Taylor Hill Teagarden (born December 21, 1983) is an American former professional baseball catcher. He has  played in Major League Baseball (MLB) for the Texas Rangers from 2008 to 2011, the Baltimore Orioles in 2012 and 2013, the New York Mets in 2014 and the Chicago Cubs in 2015.

Early life
Teagarden graduated from Creekview High School in Carrollton, Texas in 2002.

Teagarden attended the University of Texas at Austin, where he was a catcher on the Texas Longhorns baseball team. Most notably, Teagarden played on the Longhorns' 2005 NCAA Championship team, which won the College World Series.

Major league career

Texas Rangers
Taylor was drafted in the third round of the 2005 Major League Baseball Draft by the Texas Rangers.  His first major league hit (a solo home run) happened on July 20, 2008. It came off Minnesota Twins pitcher Scott Baker in the top of the 6th, who, until then, had not given up a hit all game. It would end up being the only run of the game in a Rangers 1–0 victory. In his first 40 plate appearances he had 10 extra base hits, a record tied in 2018 by first baseman Rowdy Tellez for the most by any ballplayer since 1913. Teagarden played for the 2008 USA Olympic Team.

Sent to Double-A Frisco early in the 2010 season, Teagarden was called back up to the Majors in July 2010 due to the injuries of catcher Matt Treanor.  While at Double-A Frisco, he finished fourth in the fan vote for A.L. catcher for the 2010 All-Star game with 631,674 votes, above Major League catchers John Buck of the Blue Jays, Mike Napoli of the Angels and A. J. Pierzynski of the White Sox.  Teagarden hit three home runs in his first five games after his July recall from the minors.

_ _ _ _ _

Besides Teagarden, which catchers does the baseball biography name?

_ _ _ _ _

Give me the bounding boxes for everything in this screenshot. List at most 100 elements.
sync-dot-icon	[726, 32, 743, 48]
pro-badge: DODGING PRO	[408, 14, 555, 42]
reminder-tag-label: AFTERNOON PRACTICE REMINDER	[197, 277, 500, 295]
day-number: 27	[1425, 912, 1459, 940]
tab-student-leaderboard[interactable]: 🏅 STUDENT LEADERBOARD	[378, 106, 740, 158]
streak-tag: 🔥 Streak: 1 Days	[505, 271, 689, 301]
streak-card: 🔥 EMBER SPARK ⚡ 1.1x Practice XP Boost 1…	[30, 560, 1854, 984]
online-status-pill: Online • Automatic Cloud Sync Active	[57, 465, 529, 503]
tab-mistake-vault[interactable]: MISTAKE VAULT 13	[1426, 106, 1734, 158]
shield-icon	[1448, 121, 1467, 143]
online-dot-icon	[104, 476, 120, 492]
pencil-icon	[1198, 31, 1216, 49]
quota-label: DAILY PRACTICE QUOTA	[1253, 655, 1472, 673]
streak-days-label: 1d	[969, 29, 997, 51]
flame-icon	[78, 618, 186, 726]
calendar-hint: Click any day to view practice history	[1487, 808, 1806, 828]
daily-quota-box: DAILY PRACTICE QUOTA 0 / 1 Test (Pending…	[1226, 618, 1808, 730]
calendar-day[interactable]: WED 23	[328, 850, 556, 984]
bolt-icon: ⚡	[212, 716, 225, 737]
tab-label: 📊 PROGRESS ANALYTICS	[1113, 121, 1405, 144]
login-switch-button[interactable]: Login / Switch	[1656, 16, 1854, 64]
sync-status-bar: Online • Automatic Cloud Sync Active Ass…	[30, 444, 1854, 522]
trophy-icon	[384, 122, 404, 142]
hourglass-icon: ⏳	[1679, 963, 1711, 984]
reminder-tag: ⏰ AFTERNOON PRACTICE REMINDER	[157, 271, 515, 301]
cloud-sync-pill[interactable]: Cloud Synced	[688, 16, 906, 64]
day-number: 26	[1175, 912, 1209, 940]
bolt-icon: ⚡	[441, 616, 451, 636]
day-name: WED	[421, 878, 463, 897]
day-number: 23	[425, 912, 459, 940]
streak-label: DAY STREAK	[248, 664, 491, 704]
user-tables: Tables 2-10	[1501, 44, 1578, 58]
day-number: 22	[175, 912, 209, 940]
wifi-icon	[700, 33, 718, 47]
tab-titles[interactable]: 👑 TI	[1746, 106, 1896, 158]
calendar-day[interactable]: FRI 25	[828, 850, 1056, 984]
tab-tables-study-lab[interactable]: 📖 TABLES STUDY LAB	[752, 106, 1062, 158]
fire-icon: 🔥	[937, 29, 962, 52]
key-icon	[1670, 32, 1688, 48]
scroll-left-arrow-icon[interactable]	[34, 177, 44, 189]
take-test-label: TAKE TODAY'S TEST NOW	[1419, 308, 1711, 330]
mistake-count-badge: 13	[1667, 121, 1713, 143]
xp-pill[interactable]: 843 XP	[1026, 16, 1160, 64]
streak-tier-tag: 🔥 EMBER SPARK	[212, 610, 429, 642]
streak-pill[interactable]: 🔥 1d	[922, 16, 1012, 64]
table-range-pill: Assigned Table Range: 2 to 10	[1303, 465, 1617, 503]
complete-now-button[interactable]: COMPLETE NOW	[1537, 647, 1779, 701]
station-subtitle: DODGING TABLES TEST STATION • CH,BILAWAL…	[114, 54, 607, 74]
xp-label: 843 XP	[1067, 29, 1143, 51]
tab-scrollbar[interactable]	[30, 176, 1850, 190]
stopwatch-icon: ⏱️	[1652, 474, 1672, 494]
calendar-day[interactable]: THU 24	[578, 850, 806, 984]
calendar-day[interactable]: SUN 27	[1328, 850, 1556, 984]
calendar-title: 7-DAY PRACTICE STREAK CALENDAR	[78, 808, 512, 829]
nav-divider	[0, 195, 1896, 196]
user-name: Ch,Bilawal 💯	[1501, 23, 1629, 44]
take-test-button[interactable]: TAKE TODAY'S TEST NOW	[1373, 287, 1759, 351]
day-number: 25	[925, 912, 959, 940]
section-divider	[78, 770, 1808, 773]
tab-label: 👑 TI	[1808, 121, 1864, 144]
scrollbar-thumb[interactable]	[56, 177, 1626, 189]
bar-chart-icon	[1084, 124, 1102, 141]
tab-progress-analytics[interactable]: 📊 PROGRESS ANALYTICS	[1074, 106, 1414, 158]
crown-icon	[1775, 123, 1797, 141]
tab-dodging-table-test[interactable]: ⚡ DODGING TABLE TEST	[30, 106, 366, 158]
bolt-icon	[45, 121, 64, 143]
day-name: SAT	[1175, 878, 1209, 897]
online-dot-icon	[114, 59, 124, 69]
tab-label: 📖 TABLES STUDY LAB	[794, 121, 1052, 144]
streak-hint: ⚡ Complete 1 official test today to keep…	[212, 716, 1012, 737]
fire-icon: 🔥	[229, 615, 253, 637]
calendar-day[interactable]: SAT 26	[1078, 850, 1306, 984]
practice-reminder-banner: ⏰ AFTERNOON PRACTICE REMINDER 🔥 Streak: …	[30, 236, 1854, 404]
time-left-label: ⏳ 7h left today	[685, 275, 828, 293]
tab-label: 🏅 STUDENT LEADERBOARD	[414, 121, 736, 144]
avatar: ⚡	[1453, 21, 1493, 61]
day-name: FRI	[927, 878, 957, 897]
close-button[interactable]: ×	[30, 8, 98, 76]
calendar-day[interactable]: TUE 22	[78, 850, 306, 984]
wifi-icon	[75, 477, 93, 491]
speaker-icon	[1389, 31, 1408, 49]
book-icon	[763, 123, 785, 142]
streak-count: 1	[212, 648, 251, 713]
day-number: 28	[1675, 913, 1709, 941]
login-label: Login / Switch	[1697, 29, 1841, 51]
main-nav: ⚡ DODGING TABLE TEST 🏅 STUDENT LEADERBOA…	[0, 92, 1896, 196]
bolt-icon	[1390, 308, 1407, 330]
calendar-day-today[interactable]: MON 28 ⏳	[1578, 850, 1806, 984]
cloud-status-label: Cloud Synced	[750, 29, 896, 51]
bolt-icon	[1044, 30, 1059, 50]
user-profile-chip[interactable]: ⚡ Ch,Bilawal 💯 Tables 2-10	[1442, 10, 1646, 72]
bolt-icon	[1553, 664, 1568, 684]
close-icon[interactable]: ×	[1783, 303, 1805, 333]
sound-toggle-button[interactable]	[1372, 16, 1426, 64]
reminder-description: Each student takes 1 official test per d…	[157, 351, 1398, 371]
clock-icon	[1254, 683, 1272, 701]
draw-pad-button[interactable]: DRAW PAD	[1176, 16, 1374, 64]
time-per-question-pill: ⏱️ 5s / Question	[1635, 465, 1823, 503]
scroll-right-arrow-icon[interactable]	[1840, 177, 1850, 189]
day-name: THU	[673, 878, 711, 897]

_ _ _ _ _

### Completed exercise:
Matt Treanor, John Buck, Mike Napoli, A. J. Pierzynski